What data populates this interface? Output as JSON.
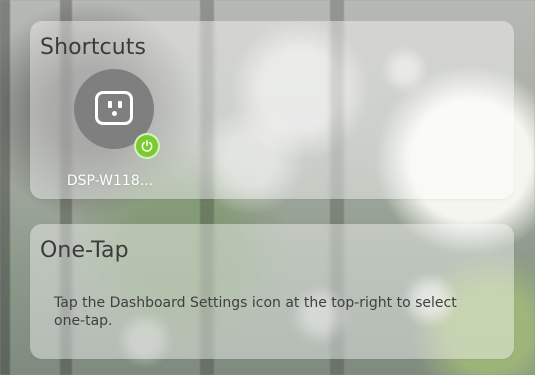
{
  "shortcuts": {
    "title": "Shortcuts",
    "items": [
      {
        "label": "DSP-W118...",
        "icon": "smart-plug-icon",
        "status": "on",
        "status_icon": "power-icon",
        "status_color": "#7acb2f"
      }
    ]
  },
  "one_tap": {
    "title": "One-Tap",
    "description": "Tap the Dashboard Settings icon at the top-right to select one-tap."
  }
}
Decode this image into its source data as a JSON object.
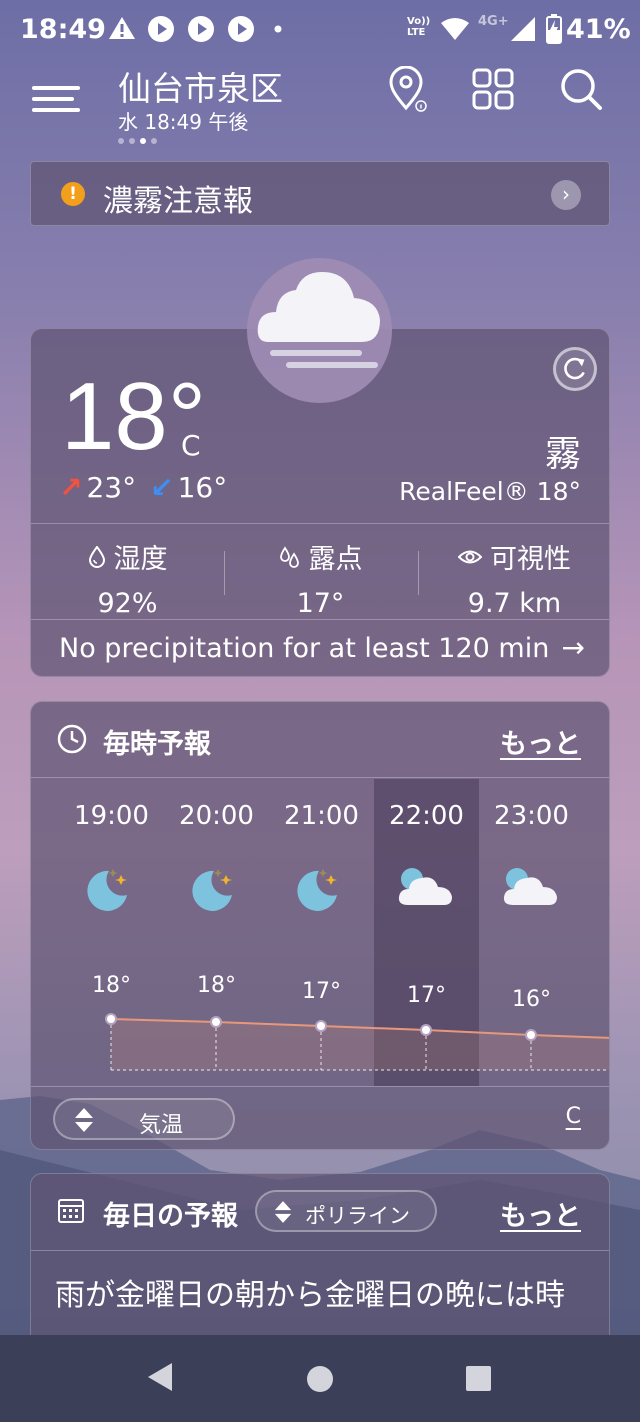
* * *
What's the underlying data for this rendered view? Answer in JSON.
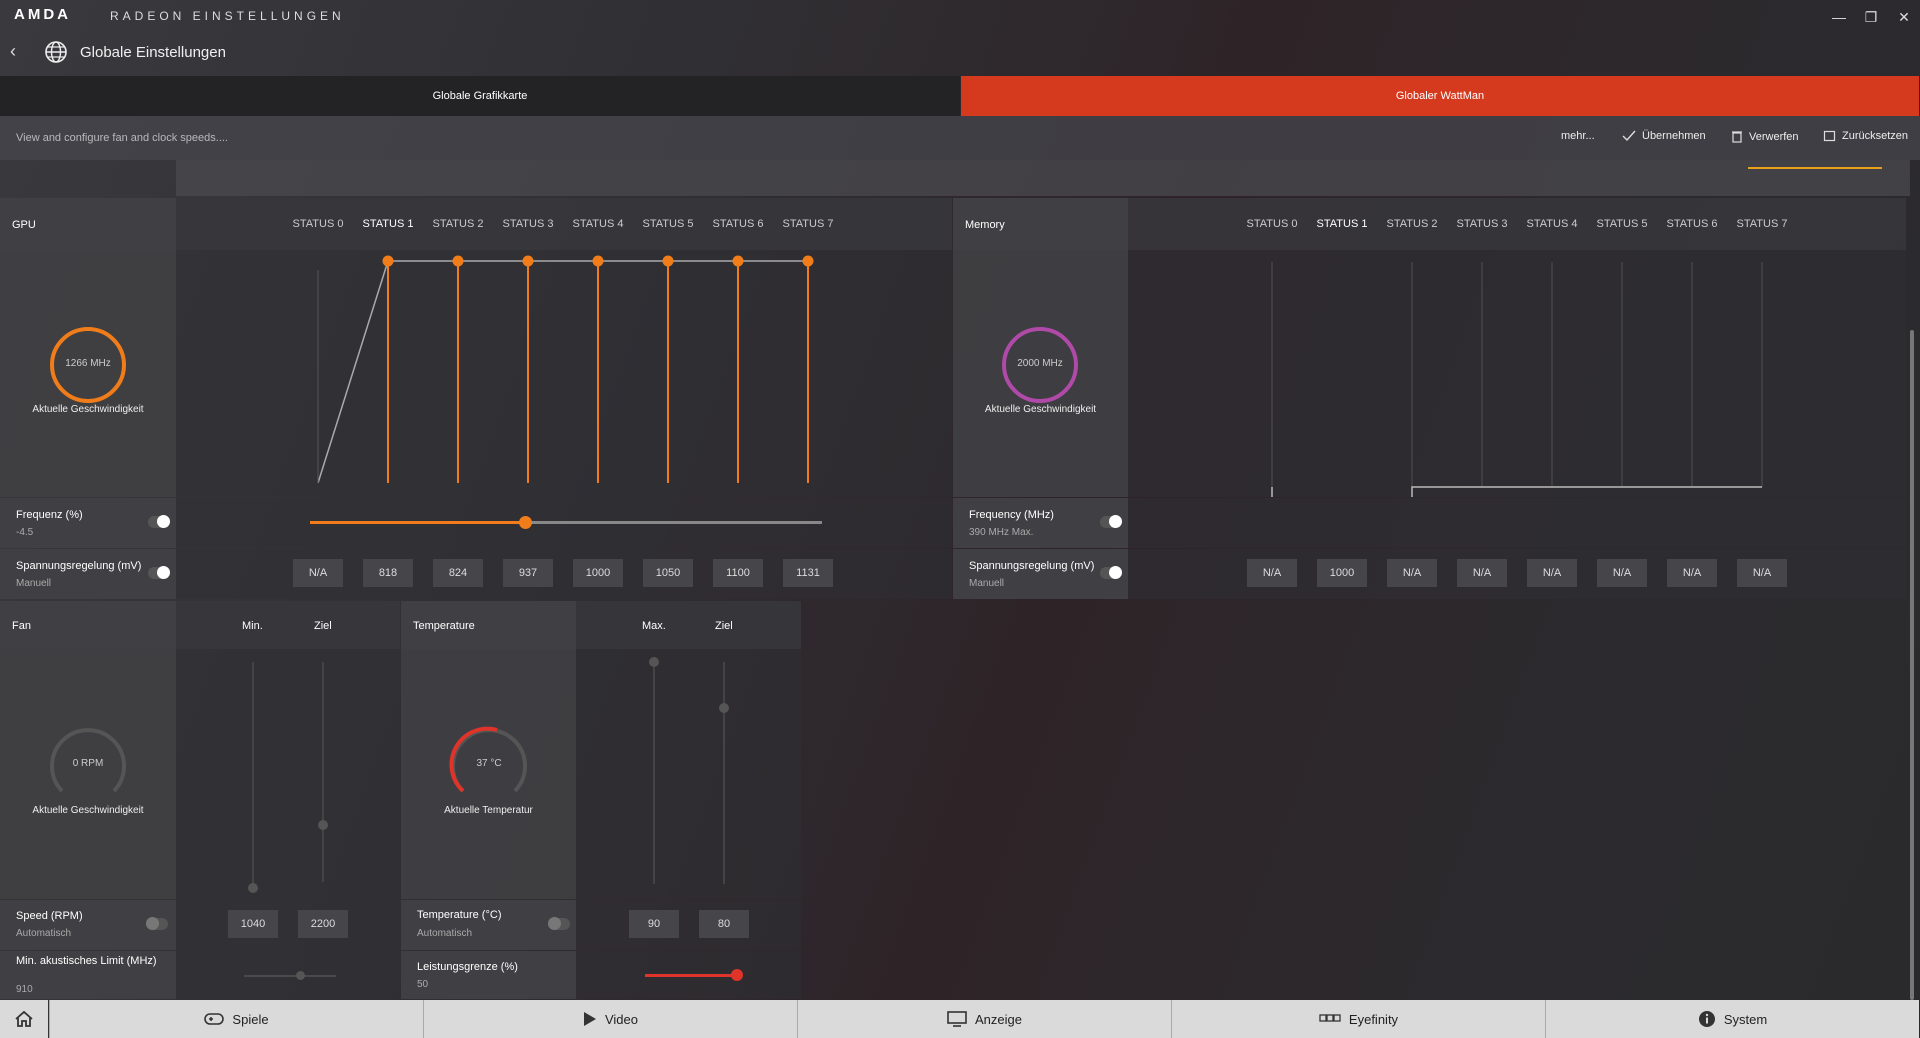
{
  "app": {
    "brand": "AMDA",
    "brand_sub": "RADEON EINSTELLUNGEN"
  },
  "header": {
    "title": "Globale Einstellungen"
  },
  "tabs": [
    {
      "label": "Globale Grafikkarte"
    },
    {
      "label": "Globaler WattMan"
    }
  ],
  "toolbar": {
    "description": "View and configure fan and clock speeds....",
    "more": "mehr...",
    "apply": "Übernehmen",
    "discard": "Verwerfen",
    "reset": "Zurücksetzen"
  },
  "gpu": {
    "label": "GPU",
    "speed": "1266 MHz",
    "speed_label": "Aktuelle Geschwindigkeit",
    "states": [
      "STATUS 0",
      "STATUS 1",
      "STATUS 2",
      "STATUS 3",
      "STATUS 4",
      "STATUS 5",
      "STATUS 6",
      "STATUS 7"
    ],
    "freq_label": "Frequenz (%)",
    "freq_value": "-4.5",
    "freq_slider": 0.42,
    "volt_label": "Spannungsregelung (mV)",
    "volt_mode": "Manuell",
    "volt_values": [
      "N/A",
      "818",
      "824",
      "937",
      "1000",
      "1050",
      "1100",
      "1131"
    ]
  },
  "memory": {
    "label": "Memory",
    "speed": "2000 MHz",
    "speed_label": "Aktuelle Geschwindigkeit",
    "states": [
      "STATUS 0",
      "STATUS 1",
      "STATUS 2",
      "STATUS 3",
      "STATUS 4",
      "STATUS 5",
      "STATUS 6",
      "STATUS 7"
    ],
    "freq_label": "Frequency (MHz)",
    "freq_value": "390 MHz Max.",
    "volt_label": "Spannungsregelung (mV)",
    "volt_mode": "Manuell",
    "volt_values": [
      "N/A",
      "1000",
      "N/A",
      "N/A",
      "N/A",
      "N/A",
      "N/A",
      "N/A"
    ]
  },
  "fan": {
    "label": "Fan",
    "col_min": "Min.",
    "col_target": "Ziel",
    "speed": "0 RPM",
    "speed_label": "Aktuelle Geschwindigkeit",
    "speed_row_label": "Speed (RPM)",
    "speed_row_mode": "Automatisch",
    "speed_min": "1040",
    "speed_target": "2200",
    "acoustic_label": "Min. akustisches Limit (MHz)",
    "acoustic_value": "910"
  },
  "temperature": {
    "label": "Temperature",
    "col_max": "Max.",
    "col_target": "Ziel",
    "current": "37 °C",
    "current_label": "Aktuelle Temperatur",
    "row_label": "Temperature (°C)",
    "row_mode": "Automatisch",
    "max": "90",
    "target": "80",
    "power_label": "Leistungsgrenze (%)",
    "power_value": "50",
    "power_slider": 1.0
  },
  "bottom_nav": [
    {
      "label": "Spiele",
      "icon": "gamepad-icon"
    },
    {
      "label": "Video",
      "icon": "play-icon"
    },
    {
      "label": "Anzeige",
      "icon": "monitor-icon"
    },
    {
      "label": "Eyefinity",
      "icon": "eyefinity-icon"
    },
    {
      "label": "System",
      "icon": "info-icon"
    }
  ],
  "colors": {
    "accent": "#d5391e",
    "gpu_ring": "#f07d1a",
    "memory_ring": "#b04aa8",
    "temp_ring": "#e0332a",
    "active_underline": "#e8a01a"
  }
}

#### [To be done]
Restate word for word the part that opens with the line containing "What data populates" and closes with the line containing "Decode this image", both ends included, and nothing else. Omit any images.

#### [The output]
What data populates this interface? Output as JSON.
{
  "shortcuts": {
    "title": "Shortcuts",
    "items": [
      {
        "label": "DSP-W118...",
        "icon": "smart-plug-icon",
        "status": "on",
        "status_icon": "power-icon",
        "status_color": "#7acb2f"
      }
    ]
  },
  "one_tap": {
    "title": "One-Tap",
    "description": "Tap the Dashboard Settings icon at the top-right to select one-tap."
  }
}
Decode this image into its source data as a JSON object.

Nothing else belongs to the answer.